● Parties de l’exercice:
1. Traduisez en anglais cette phrase du passage sur les sources de matière colorante : « La première étape a consisté en un inventaire pétrologique de l’ensemble du corpus (2395 blocs). »
2. Poursuivez le passage sur les sources de matière colorante à la suite de sa dernière phrase.
### Passage du texte ###
Dans un contexte géologique plus contrasté, cette approche se heurte au nombre relativement faible d’analyses qu’il est raisonnablement possible de faire (de l’ordre de quelques dizaines maximum), par rapport à l’importance des corpus archéologiques (centaines à milliers de blocs et d’objets portant des résidus de matière colorante) et de la multiplicité des sources de matière première.

De plus, Laure Dayet a démontré, pour la méthode PIXE, que la concordance entre la composition de surface et celle au cœur des blocs de matière première était plausible pour certains éléments, mais pas systématique (Dayet, 2012, p. 140-145). Le cortège d’éléments discriminants est propre à chaque source ou ensemble de sources. Ce constat plaide pour une approche au cas par cas de chaque corpus, avec une phase systématique de tests préliminaires de l’homogénéité cœur/surface des échantillons.

En replaçant les blocs archéologiques au cœur de l’étude, Hélène Salomon a réussi à traiter exhaustivement de grandes séries comme celle d’Arcy-sur-Cure (Châtelperronien : Salomon, 2009).

La première étape a consisté en un inventaire pétrologique de l’ensemble du corpus (2395 blocs).

Elle a ainsi été en mesure d’établir les grandes gammes de géomatières introduites sur le site par des caractères discriminants simples (habitus, présence/absence de minéraux). En premier lieu, un échantillonnage raisonné au sein de ces gammes a permis de démontrer la pertinence de celles-ci et de rendre la caractérisation géochimique généralisable à l’ensemble du corpus. Ensuite, les sources d’approvisionnement ont pu être identifiées par comparaison pétrographique et analyses des éléments traces (Salomon, 2009 ; Beck et al., 2012).

Une approche exploitant à la fois la pétrologie et la caractérisation physicochimique a également été employée avec succès sur un corpus de 550 pièces (dont 64 analysées) à Diekploof Rock Shelter (Middle Stone Age, Afrique du Sud : Dayet, 2012 ; Dayet et al., 2013a ; 2013b).

L’approche pétrographique, associée à une quantification des éléments majeurs par spectrométrie d’émission optique65 a été employée pour caractériser les sources disponibles sur des espaces restreints, comme le Mont Carmel, Qafzeh (Israël : Weinstein-Evron et Ilani, 1994 ; Hovers et al., 2003) ou l’île de Malte (Attard Montalto et al., 2012).

Il faut souligner que dans cette dernière étude, la nature pétrologique des sources d’oxydes de fer est clairement définie (terra rossa, oolithes ferrugineuses, glauconie altérée, latérite carbonatée  : Attard Montalto et al., 2012, p. 1095). En revanche, tous les échantillons archéologiques pris en compte sont à l’état de poudre, ce qui ne permet pas d’exploiter les données pétrographiques issues des échantillons géologiques.
### Matériel extrait ###
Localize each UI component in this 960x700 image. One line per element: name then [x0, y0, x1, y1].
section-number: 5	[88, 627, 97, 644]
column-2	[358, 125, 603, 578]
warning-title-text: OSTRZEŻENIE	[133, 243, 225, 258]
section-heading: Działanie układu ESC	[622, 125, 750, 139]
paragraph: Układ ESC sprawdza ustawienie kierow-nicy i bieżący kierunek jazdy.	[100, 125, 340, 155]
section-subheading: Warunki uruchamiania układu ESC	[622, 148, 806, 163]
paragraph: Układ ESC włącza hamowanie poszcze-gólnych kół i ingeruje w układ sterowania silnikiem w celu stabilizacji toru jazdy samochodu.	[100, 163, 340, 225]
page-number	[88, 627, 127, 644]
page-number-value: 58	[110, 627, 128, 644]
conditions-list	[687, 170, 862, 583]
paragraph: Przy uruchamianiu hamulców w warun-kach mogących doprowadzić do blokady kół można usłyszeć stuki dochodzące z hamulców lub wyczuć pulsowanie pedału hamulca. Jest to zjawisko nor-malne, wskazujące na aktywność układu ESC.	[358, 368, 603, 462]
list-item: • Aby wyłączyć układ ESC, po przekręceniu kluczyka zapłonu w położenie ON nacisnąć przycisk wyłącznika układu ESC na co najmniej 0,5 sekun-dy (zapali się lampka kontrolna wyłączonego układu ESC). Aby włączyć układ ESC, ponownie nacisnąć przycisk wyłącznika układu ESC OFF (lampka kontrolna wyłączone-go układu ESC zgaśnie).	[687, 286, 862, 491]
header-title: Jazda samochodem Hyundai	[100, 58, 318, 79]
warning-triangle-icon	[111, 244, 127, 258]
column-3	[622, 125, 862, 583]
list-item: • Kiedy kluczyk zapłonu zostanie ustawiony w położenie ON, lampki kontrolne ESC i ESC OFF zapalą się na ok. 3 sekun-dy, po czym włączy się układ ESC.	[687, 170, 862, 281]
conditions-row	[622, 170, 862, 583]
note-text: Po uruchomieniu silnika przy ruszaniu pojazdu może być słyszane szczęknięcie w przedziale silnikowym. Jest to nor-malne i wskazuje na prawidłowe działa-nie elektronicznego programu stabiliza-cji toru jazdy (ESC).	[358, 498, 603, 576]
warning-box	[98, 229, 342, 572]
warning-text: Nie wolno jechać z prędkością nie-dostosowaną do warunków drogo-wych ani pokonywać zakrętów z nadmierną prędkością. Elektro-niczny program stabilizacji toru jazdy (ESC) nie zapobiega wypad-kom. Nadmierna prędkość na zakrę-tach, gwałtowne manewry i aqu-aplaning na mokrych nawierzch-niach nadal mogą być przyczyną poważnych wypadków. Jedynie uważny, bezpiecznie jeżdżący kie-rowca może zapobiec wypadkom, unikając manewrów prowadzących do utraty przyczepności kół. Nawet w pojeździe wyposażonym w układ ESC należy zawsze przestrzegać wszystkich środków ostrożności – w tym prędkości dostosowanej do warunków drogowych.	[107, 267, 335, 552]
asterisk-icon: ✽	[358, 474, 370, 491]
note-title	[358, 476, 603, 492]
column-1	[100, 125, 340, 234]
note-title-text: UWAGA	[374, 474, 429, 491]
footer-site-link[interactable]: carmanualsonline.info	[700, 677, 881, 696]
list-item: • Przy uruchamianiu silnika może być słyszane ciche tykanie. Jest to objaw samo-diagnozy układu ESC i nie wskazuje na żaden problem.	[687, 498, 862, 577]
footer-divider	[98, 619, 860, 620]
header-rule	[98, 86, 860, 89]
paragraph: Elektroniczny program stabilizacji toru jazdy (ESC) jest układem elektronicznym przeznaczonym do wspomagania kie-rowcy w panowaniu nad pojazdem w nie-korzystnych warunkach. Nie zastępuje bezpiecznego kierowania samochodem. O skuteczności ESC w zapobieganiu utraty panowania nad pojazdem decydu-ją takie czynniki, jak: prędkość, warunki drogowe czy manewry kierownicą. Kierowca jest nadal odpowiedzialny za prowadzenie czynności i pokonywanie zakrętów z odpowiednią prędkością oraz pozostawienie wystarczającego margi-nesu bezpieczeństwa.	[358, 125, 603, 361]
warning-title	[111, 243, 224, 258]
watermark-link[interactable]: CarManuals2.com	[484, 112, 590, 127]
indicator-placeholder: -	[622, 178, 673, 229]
###
● Réponses dans l’ordre:
1. The first step consisted of a petrological inventory of the entire corpus (2,395 blocks).

2.
63. PIXE : Particle Induced X-ray Emission

64. WD-XRF : Wavelength Dispersive X-Ray Fluorescence.

65. ICP-AES : Inductively Coupled Plasma-Atomic Emission Spectrometry.

En Australie, « l’ocre » a pu circuler sur des centaines, voire des milliers de kilomètres à partir des sources d’approvisionnement (Jones, 1884, d’après Salomon,  2009). Smith et Pell ont utilisé le rapport des isotopes de l’oxygène 18O/16O contenu dans le quartz, associé aux oxydes de fer, pour discriminer les sources (Smith et Pells, 1997). Cette approche ne fonctionne qu’à grande échelle car le quartz est un minéral ubiquiste.

Le cinabre en revanche, n’est répandu qu’en des points précis, qui sont bien cartographiés. La quantification des éléments traces par XRF et les rapports isotopiques du plomb 208Pb/206Pb,

207Pb/206Pb et 206Pb/204Pb ont respectivement été employés dans les Balkans (Gajic-Kvasec et  al., 2012) et en Espagne (Hunt-Ortiz et al. 2011).

Globalement, l’identification des sources d’approvisionnement des roches riches en oxy(hydroxy)des de fer a été étayée ces dernières années par le développement d’une méthodologie plurielle et solide.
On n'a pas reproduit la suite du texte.